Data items

━━━

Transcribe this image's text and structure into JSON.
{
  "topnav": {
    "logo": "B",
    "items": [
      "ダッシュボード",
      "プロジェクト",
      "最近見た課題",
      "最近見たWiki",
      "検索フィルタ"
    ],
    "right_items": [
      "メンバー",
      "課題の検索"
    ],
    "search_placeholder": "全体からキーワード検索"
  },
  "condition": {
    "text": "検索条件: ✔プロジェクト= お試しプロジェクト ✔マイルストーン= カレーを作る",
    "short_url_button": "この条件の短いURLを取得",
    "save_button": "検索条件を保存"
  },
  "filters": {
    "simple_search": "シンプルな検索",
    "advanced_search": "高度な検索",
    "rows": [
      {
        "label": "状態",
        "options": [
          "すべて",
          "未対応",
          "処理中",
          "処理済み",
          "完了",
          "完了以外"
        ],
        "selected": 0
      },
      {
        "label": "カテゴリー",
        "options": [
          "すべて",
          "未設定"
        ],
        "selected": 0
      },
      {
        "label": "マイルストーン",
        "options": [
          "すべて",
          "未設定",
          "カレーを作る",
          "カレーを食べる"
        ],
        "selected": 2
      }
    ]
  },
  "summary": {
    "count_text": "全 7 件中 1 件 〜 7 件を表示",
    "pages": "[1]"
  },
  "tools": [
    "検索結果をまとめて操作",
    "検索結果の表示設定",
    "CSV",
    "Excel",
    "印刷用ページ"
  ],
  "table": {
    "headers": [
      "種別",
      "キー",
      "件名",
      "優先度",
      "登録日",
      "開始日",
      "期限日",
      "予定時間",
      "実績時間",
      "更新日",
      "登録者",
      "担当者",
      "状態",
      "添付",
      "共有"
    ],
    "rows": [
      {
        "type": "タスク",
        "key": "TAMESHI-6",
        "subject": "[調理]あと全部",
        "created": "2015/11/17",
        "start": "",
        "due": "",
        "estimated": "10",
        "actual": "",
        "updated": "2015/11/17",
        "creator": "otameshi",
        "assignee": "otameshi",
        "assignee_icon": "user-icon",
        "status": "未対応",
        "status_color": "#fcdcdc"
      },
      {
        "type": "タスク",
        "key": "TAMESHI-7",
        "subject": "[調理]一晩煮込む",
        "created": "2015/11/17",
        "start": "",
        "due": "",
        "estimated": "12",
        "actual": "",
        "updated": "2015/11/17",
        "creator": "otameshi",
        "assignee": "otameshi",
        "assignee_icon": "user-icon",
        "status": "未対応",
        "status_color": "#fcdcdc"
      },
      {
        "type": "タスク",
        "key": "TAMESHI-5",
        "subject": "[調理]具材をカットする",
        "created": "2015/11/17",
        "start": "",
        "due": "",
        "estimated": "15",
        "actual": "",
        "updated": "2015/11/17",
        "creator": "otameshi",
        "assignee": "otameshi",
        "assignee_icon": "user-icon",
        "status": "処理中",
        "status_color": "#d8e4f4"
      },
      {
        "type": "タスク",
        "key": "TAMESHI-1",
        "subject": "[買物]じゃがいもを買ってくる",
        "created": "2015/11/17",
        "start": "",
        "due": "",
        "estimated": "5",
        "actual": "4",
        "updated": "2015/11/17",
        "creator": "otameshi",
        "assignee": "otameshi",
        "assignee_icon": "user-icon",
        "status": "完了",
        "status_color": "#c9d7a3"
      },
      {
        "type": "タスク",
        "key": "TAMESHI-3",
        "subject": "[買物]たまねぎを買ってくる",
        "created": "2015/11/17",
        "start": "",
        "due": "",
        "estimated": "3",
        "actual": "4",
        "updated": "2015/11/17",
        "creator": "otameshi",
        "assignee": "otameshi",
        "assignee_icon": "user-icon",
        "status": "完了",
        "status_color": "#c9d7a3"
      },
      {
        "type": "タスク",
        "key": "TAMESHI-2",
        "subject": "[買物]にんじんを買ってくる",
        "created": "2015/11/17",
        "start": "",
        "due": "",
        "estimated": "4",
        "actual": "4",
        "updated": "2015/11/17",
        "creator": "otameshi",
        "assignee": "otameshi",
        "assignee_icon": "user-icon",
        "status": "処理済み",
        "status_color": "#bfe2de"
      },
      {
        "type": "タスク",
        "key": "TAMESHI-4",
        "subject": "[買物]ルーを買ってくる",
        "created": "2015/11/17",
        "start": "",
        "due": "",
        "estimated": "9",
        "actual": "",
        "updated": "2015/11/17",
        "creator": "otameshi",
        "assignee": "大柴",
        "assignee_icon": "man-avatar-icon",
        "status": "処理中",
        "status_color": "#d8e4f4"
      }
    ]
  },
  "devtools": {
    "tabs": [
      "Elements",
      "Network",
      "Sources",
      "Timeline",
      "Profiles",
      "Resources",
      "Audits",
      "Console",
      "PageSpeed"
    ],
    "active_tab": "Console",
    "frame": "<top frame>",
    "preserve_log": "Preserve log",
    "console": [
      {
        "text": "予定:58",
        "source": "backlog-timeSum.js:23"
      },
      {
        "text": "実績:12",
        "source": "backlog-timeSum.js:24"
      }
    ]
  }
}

━━━

→ WHAT YOU ARE ASKED TO DO:
Only the number is wanted: how many lines of these entries contain the string "timeSum"?

→ PROBLEM SOLUTION:
2